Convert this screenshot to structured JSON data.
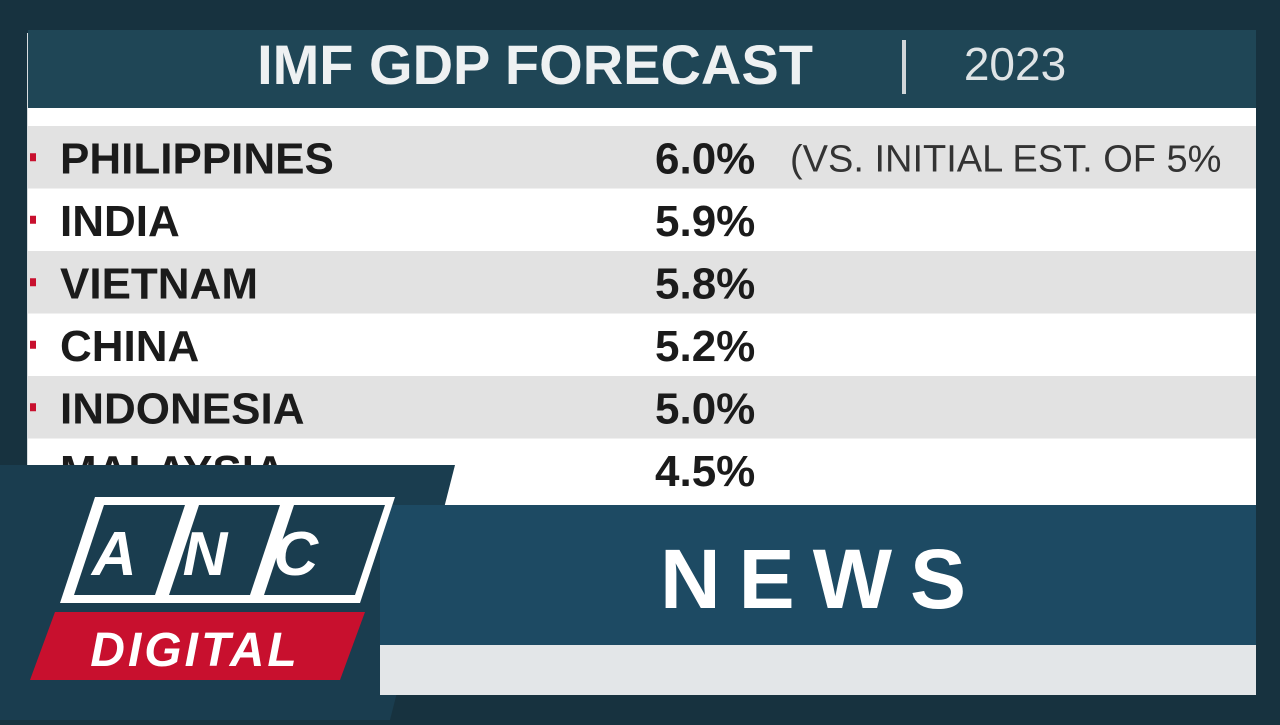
{
  "header": {
    "title": "IMF GDP FORECAST",
    "year": "2023"
  },
  "table": {
    "rows": [
      {
        "country": "PHILIPPINES",
        "value": "6.0%",
        "note": "(VS. INITIAL EST. OF 5%"
      },
      {
        "country": "INDIA",
        "value": "5.9%"
      },
      {
        "country": "VIETNAM",
        "value": "5.8%"
      },
      {
        "country": "CHINA",
        "value": "5.2%"
      },
      {
        "country": "INDONESIA",
        "value": "5.0%"
      },
      {
        "country": "MALAYSIA",
        "value": "4.5%"
      }
    ]
  },
  "branding": {
    "logo": "ANC",
    "sublogo": "DIGITAL",
    "section": "NEWS"
  }
}
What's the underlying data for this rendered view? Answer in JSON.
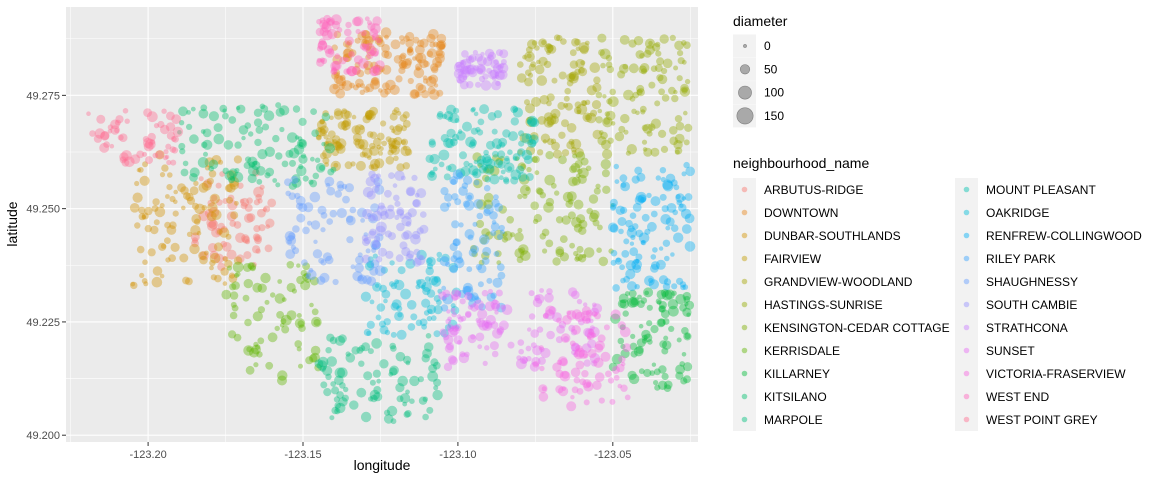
□ □ □ □ □ □ □
Instructions for the task = The records above should be reproduced exactly, with no pictures included.

Task result =
Convert this screenshot to structured JSON data.
{
  "header": {
    "title": "IMF GDP FORECAST",
    "year": "2023"
  },
  "table": {
    "rows": [
      {
        "country": "PHILIPPINES",
        "value": "6.0%",
        "note": "(VS. INITIAL EST. OF 5%"
      },
      {
        "country": "INDIA",
        "value": "5.9%"
      },
      {
        "country": "VIETNAM",
        "value": "5.8%"
      },
      {
        "country": "CHINA",
        "value": "5.2%"
      },
      {
        "country": "INDONESIA",
        "value": "5.0%"
      },
      {
        "country": "MALAYSIA",
        "value": "4.5%"
      }
    ]
  },
  "branding": {
    "logo": "ANC",
    "sublogo": "DIGITAL",
    "section": "NEWS"
  }
}
What's the underlying data for this rendered view? Answer in JSON.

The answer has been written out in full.